Select each line where the word "production" appears.

▶ _STORED RECORDS_

-- START --

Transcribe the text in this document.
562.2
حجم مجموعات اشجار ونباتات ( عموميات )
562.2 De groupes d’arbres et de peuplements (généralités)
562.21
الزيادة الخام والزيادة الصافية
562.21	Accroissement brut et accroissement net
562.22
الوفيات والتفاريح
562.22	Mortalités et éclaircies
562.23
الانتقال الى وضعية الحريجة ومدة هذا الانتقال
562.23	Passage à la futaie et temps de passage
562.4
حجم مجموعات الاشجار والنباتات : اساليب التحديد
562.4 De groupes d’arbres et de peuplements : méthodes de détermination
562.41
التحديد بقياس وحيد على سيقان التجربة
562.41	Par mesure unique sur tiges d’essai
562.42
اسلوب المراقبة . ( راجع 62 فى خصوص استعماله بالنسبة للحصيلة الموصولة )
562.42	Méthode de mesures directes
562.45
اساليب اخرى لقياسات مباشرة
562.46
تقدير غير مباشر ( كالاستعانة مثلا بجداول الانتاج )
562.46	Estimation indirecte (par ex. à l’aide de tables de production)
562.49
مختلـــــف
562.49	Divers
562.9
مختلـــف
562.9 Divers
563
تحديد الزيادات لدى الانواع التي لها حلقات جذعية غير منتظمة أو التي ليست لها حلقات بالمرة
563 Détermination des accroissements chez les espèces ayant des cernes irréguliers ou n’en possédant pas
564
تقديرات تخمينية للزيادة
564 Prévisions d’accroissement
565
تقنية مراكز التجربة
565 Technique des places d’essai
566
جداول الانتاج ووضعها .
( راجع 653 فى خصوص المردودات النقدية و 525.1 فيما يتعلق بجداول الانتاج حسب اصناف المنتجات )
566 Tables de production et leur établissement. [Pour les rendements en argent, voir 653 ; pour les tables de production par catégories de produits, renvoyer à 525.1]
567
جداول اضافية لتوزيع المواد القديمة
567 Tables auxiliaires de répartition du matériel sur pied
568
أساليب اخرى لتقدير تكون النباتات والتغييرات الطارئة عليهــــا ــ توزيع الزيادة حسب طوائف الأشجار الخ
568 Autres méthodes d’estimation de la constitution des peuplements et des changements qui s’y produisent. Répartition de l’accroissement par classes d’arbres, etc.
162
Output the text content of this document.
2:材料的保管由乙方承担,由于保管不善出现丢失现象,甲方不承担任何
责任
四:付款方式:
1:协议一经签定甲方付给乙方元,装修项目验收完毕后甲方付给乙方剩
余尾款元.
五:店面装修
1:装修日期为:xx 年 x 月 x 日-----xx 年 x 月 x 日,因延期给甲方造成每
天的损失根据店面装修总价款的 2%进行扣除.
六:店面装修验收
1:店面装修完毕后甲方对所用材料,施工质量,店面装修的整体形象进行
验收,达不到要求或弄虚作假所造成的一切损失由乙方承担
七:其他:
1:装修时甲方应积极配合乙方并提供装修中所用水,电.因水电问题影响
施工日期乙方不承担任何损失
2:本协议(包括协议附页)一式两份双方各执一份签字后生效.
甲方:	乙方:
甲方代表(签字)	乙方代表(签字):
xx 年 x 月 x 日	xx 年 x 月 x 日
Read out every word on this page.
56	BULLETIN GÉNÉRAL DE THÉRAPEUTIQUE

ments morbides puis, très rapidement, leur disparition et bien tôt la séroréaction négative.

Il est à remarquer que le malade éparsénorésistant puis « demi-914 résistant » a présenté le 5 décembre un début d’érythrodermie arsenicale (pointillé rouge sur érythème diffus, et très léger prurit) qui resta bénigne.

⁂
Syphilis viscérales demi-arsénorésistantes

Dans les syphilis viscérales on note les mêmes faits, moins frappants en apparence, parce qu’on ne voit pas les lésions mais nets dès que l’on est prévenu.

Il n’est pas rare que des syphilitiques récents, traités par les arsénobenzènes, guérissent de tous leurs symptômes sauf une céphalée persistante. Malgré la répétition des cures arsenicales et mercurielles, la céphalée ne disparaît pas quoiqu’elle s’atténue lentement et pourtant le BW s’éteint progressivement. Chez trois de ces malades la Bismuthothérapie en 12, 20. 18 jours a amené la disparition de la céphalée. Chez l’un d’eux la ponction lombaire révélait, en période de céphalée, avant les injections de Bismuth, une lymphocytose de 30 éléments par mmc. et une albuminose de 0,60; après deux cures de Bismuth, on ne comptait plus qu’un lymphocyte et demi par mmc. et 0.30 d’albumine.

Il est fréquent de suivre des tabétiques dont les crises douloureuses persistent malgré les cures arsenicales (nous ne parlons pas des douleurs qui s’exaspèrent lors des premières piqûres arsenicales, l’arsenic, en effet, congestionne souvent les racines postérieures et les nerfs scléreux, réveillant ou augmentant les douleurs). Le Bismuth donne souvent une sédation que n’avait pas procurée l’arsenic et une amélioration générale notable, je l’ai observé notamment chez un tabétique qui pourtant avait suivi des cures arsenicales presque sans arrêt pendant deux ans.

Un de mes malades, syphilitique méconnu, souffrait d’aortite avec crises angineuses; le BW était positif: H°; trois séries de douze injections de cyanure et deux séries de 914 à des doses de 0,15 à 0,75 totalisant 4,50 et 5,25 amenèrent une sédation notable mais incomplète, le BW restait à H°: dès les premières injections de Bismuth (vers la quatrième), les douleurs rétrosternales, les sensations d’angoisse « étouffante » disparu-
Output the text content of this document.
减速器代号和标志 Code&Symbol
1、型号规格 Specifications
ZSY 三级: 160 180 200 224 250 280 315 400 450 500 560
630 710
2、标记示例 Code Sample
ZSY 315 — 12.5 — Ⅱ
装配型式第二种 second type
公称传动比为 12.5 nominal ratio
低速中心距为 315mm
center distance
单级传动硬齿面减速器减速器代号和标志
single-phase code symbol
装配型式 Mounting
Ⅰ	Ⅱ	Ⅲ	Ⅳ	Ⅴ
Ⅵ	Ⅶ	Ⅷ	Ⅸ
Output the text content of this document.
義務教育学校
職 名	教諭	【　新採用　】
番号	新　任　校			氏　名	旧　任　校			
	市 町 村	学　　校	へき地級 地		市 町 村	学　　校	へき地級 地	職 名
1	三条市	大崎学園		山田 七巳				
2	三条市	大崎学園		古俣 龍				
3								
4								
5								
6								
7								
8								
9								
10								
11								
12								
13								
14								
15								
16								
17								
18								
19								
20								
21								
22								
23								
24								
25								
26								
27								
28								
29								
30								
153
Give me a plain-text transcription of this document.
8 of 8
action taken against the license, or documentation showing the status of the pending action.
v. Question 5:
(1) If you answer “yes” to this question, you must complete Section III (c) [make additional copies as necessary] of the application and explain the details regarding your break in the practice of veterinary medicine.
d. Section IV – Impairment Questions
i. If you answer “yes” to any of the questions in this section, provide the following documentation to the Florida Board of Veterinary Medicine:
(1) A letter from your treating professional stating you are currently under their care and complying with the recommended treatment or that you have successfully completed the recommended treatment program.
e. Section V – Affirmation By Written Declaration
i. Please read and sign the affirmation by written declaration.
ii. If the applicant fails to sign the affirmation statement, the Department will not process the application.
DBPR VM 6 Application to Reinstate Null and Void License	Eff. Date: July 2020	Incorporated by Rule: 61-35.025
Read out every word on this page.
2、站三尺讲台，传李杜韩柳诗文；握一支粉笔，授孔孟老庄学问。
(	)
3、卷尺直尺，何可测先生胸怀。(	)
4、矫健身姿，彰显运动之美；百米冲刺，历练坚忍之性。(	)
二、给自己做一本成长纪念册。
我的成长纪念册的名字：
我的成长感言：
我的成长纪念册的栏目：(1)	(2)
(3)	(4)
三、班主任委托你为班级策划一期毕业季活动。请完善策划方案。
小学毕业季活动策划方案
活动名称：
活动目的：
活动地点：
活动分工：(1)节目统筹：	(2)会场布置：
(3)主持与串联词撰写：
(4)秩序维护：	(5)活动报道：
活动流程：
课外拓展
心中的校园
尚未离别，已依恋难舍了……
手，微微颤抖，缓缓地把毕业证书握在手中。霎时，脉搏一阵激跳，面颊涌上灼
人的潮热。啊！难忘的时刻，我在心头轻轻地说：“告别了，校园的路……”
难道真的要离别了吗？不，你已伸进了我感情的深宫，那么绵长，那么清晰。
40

-- END --

▶ _TASK RESPONSE_
562.46	Estimation indirecte (par ex. à l’aide de tables de production)
566 Tables de production et leur établissement. [Pour les rendements en argent, voir 653 ; pour les tables de production par catégories de produits, renvoyer à 525.1]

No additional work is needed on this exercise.